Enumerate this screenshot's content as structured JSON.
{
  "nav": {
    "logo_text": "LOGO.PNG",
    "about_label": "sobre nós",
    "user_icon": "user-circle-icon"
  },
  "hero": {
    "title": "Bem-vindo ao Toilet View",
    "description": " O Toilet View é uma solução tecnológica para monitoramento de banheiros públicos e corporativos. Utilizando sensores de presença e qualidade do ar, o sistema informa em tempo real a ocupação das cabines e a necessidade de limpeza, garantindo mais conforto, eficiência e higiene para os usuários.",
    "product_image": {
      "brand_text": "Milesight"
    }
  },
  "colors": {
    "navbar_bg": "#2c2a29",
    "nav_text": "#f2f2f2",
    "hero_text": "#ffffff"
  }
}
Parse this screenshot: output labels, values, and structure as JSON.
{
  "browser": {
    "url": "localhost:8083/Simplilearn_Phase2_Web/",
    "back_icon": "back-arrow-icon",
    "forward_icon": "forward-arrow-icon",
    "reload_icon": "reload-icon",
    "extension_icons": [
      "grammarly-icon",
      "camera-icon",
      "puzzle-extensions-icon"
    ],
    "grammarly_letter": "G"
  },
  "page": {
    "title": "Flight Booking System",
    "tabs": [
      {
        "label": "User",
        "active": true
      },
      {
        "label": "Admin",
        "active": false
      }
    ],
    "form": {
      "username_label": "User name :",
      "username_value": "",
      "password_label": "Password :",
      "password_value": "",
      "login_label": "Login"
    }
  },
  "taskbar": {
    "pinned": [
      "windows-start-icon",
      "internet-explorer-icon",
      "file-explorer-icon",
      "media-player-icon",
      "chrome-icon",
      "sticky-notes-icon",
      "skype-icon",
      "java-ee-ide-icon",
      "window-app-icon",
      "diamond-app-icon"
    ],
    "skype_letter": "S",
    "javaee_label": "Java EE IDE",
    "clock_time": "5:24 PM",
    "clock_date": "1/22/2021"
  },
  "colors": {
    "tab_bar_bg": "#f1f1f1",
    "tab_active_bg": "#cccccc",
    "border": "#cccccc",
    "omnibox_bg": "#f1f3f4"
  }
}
◇ ◇ ◇ ◇ ◇
Objective
Search the records for the string "View" and return every line in which it occurs.

Response
    "title": "Bem-vindo ao Toilet View",
    "description": " O Toilet View é uma solução tecnológica para monitoramento de banheiros públicos e corporativos. Utilizando sensores de presença e qualidade do ar, o sistema informa em tempo real a ocupação das cabines e a necessidade de limpeza, garantindo mais conforto, eficiência e higiene para os usuários.",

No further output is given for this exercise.